**Aim:**
Pull each line holding "Mediana" out of the entries below.

**Extracted data:**

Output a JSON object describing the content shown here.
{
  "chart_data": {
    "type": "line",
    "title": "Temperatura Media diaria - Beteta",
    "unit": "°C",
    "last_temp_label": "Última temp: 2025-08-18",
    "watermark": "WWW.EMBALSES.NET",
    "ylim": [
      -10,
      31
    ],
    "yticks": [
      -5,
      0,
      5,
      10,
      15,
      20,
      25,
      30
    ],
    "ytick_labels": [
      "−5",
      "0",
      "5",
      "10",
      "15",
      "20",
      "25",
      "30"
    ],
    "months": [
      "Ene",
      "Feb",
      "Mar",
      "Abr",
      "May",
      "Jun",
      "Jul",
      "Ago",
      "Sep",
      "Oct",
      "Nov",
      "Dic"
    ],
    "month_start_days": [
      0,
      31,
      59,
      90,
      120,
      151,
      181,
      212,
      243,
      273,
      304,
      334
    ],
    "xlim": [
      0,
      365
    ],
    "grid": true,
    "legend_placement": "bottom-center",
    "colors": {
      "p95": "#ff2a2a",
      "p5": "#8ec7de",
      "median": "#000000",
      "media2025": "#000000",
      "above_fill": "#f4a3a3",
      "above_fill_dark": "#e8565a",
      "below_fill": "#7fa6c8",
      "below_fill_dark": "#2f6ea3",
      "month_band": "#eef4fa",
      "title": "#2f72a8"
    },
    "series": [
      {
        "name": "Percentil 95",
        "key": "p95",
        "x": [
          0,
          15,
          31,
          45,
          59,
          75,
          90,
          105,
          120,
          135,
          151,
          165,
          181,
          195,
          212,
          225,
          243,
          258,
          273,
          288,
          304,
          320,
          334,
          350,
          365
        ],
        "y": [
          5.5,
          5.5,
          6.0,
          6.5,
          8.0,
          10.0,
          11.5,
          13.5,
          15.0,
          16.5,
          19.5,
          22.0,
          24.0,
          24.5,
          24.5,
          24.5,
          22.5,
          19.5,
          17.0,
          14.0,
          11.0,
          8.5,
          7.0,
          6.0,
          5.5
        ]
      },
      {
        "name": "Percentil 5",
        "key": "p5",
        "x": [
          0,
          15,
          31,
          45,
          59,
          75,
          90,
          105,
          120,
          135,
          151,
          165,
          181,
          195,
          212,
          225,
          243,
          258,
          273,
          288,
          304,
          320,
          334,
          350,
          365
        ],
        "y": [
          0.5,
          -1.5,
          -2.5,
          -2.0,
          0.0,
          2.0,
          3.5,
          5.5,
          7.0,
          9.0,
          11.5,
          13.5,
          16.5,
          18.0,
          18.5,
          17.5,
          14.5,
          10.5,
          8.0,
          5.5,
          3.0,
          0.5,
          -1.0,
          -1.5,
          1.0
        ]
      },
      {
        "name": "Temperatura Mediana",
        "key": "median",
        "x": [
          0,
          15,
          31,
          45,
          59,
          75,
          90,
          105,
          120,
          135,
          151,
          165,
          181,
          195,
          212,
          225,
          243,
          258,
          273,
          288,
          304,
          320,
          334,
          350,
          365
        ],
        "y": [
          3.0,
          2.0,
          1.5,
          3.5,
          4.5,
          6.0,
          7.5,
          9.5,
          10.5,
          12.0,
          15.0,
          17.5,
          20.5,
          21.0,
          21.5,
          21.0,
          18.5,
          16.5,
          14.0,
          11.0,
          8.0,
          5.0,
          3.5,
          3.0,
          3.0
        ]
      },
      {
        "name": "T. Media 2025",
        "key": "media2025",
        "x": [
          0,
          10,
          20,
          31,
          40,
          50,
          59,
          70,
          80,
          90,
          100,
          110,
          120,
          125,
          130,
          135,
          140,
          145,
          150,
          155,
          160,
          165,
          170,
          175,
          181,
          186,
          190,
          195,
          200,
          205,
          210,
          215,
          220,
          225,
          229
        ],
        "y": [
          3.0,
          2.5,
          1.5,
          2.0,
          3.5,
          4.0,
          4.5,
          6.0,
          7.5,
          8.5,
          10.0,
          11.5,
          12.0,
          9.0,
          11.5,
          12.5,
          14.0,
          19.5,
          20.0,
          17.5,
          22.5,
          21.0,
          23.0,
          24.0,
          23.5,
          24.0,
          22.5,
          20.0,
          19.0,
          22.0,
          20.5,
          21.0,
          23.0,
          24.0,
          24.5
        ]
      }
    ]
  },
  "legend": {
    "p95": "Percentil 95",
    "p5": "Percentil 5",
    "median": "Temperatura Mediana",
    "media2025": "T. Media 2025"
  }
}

**Completed exercise:**
        "name": "Temperatura Mediana",
    "median": "Temperatura Mediana",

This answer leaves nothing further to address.